**REQUIREMENTS:**
Copy all lines holding the word "this" from the entries.

** START **

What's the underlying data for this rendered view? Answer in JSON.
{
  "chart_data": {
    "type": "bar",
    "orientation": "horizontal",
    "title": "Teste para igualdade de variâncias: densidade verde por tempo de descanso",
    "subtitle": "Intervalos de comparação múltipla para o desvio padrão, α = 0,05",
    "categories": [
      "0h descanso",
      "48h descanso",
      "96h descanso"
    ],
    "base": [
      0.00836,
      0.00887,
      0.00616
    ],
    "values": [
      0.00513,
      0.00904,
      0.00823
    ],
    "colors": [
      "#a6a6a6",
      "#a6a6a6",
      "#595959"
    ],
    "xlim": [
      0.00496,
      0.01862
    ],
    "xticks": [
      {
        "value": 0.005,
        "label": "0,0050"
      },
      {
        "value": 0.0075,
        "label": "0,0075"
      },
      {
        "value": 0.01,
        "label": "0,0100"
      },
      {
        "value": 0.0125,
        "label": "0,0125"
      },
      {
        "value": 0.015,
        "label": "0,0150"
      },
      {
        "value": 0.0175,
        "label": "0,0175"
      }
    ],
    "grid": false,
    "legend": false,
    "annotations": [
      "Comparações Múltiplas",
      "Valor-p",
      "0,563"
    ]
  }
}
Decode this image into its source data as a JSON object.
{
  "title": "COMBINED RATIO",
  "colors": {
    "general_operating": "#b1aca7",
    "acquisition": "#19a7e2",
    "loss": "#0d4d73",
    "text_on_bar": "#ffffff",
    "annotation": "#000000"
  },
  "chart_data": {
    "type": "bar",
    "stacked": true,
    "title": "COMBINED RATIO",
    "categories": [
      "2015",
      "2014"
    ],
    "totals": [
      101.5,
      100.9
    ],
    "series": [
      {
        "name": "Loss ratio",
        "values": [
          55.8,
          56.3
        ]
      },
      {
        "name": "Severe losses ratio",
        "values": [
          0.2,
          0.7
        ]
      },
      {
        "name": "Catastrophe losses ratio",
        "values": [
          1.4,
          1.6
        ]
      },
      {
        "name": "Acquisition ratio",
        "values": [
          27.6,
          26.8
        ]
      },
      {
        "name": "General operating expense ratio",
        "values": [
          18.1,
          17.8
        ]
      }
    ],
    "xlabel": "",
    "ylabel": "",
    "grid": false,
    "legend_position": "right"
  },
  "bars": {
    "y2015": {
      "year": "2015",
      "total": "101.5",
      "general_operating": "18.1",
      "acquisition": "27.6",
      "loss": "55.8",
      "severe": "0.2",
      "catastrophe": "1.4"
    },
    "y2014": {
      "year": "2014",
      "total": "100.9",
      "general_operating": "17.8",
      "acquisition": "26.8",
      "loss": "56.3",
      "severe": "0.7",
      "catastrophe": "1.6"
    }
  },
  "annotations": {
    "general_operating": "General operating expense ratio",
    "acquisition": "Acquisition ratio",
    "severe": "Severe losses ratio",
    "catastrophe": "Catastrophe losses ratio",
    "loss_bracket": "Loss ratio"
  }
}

** END **

**FINISHED ANSWER:**
What's the underlying data for this rendered view? Answer in JSON.
Decode this image into its source data as a JSON object.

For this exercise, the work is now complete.